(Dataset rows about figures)
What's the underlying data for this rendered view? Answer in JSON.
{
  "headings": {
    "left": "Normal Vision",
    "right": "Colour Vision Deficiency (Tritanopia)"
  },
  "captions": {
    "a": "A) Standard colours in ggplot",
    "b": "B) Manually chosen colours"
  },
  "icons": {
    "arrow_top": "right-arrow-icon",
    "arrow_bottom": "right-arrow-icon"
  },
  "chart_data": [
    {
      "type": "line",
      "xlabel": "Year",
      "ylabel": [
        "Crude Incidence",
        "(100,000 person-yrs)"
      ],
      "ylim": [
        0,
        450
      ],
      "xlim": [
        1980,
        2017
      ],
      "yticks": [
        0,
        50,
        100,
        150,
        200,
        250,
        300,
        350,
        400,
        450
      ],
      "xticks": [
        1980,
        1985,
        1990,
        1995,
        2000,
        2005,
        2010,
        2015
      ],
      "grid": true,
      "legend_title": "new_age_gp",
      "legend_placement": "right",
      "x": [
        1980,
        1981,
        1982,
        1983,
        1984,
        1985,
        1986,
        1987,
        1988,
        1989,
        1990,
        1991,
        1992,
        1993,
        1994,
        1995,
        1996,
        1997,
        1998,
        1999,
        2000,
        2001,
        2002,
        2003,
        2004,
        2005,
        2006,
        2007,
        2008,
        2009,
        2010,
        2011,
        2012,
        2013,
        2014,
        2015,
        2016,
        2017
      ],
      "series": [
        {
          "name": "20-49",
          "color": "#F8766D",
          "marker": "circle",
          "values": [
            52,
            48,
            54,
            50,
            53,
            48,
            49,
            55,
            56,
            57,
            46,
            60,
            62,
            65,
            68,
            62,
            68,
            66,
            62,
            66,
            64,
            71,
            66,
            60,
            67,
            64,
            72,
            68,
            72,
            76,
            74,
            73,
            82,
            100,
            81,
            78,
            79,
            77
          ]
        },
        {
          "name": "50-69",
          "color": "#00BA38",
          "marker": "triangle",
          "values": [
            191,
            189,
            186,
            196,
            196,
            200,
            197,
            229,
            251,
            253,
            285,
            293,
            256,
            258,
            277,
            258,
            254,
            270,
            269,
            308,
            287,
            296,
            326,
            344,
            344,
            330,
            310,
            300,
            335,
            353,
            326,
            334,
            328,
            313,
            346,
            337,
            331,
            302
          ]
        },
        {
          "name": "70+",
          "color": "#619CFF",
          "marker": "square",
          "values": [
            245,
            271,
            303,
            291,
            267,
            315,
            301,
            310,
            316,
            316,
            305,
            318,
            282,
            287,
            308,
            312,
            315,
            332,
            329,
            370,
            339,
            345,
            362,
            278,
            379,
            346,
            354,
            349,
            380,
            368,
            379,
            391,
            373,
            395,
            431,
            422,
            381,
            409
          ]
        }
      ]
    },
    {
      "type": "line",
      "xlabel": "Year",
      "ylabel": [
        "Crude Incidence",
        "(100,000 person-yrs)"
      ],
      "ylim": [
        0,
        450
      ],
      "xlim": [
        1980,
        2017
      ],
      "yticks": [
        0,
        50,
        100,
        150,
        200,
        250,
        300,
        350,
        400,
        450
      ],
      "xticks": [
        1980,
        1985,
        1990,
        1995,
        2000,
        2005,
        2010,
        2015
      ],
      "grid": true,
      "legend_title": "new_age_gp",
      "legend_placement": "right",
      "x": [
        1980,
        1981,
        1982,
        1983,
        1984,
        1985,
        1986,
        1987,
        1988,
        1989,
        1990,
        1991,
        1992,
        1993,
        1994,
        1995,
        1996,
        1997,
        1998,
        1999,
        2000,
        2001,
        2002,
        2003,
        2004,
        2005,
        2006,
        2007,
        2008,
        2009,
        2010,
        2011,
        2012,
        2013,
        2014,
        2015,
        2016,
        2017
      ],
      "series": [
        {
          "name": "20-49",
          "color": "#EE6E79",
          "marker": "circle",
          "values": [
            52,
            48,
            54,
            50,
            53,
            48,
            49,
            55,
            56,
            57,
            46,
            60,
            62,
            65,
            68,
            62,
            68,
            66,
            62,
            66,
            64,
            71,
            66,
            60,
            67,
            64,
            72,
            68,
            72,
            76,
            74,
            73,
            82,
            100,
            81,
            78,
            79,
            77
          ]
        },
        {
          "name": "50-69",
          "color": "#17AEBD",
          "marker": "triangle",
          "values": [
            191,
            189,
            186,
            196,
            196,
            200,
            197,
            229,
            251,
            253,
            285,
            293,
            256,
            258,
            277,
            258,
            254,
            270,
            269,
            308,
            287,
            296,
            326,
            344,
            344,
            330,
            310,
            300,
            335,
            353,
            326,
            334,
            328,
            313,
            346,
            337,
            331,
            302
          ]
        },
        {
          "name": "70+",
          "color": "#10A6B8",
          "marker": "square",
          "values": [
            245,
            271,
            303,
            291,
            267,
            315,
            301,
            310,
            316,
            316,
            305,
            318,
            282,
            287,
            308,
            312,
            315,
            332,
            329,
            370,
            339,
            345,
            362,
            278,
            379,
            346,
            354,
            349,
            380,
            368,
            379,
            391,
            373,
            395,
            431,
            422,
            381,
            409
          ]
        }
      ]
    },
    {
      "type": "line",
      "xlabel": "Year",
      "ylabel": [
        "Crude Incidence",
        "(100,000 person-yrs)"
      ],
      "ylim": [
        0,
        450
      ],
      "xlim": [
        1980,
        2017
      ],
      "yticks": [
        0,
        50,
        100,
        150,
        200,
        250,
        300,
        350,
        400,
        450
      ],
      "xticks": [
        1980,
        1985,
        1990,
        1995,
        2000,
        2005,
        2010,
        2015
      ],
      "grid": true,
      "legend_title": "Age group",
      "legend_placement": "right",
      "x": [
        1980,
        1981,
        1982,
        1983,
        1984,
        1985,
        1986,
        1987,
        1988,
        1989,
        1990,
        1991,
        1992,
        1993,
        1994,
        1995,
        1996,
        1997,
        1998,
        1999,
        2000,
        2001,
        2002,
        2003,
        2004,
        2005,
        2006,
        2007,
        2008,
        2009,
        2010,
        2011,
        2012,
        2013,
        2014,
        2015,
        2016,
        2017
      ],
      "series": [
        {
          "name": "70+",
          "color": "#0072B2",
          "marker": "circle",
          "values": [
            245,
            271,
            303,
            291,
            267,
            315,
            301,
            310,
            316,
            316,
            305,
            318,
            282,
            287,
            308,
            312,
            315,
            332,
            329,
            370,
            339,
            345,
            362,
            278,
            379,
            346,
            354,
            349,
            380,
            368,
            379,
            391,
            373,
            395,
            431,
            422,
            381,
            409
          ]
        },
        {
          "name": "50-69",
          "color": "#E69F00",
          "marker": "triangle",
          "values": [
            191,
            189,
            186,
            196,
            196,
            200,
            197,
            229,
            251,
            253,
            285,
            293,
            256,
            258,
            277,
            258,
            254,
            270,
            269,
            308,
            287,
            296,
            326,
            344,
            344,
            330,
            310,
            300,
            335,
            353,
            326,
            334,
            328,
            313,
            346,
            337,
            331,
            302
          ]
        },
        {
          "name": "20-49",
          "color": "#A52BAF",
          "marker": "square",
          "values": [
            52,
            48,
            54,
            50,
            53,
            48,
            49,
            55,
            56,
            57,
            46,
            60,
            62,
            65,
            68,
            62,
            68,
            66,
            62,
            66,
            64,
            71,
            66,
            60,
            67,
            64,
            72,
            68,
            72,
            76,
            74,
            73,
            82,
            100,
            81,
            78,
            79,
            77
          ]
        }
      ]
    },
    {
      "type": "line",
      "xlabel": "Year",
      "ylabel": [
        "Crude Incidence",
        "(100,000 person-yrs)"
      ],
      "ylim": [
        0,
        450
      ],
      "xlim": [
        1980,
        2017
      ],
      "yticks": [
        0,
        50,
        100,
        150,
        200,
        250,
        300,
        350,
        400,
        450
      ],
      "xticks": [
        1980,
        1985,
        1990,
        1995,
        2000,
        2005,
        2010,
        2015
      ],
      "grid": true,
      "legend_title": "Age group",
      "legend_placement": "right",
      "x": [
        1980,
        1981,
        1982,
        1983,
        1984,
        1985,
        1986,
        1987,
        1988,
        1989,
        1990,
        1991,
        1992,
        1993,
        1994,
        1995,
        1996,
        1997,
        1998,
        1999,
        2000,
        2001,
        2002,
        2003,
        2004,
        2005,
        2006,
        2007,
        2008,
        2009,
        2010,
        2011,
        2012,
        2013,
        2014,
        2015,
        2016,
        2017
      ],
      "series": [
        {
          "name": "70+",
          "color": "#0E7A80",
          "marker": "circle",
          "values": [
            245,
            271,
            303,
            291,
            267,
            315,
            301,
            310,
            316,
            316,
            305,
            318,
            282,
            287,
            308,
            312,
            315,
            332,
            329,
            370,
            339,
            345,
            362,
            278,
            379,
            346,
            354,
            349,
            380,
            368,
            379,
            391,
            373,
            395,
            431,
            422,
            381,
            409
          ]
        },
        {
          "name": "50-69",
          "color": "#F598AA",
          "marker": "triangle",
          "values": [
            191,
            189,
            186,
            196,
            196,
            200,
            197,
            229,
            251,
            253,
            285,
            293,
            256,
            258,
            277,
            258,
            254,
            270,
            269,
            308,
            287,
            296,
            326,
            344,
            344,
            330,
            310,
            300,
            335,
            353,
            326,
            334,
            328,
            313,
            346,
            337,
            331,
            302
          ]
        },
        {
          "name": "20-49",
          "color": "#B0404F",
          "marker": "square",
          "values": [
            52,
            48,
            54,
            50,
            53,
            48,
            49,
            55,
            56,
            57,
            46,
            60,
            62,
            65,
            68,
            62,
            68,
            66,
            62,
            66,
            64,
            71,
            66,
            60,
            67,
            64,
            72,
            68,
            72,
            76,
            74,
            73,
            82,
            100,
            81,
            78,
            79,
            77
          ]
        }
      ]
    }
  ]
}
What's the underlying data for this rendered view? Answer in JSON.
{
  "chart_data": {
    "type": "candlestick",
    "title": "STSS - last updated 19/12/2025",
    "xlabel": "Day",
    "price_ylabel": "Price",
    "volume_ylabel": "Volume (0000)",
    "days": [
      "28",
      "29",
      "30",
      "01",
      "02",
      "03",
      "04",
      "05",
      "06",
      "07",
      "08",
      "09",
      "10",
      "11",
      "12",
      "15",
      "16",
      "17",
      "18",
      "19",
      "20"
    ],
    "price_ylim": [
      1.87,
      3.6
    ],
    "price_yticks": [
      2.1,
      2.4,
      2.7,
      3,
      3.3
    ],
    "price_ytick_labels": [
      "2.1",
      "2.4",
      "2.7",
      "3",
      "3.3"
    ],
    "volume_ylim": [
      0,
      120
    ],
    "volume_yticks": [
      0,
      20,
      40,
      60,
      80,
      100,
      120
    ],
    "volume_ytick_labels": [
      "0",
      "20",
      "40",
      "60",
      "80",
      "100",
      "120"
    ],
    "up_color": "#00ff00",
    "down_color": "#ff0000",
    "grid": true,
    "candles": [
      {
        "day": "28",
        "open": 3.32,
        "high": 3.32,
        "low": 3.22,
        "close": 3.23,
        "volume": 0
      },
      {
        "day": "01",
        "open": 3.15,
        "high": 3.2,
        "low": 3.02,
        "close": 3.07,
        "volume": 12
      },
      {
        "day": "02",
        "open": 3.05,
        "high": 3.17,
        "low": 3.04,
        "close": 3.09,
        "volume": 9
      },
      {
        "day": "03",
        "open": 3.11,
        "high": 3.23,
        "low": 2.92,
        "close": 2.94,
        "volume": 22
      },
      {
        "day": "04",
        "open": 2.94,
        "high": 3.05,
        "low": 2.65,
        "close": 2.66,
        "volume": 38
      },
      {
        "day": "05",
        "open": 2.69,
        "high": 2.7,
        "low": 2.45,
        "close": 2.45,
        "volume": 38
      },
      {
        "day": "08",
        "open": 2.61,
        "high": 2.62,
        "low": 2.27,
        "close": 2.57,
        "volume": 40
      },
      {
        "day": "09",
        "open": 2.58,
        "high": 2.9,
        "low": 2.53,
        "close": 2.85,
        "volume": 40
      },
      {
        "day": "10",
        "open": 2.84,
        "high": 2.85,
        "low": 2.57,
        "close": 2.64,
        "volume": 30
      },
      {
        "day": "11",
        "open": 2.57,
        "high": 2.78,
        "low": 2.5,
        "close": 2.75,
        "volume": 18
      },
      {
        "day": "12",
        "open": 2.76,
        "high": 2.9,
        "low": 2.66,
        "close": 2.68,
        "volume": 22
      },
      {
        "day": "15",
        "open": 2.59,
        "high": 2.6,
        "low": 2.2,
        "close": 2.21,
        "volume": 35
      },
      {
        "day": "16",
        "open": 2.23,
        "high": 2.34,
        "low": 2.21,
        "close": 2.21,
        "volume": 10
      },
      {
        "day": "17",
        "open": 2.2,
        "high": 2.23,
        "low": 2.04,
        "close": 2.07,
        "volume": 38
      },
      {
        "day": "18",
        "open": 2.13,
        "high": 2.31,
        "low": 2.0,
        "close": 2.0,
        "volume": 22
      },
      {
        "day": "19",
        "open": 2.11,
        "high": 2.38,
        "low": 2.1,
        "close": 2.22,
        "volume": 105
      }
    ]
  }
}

#### Task:
Each line containing "Vision" counts once; state the total number of such lines and nothing else.

#### Response to the exercise:
2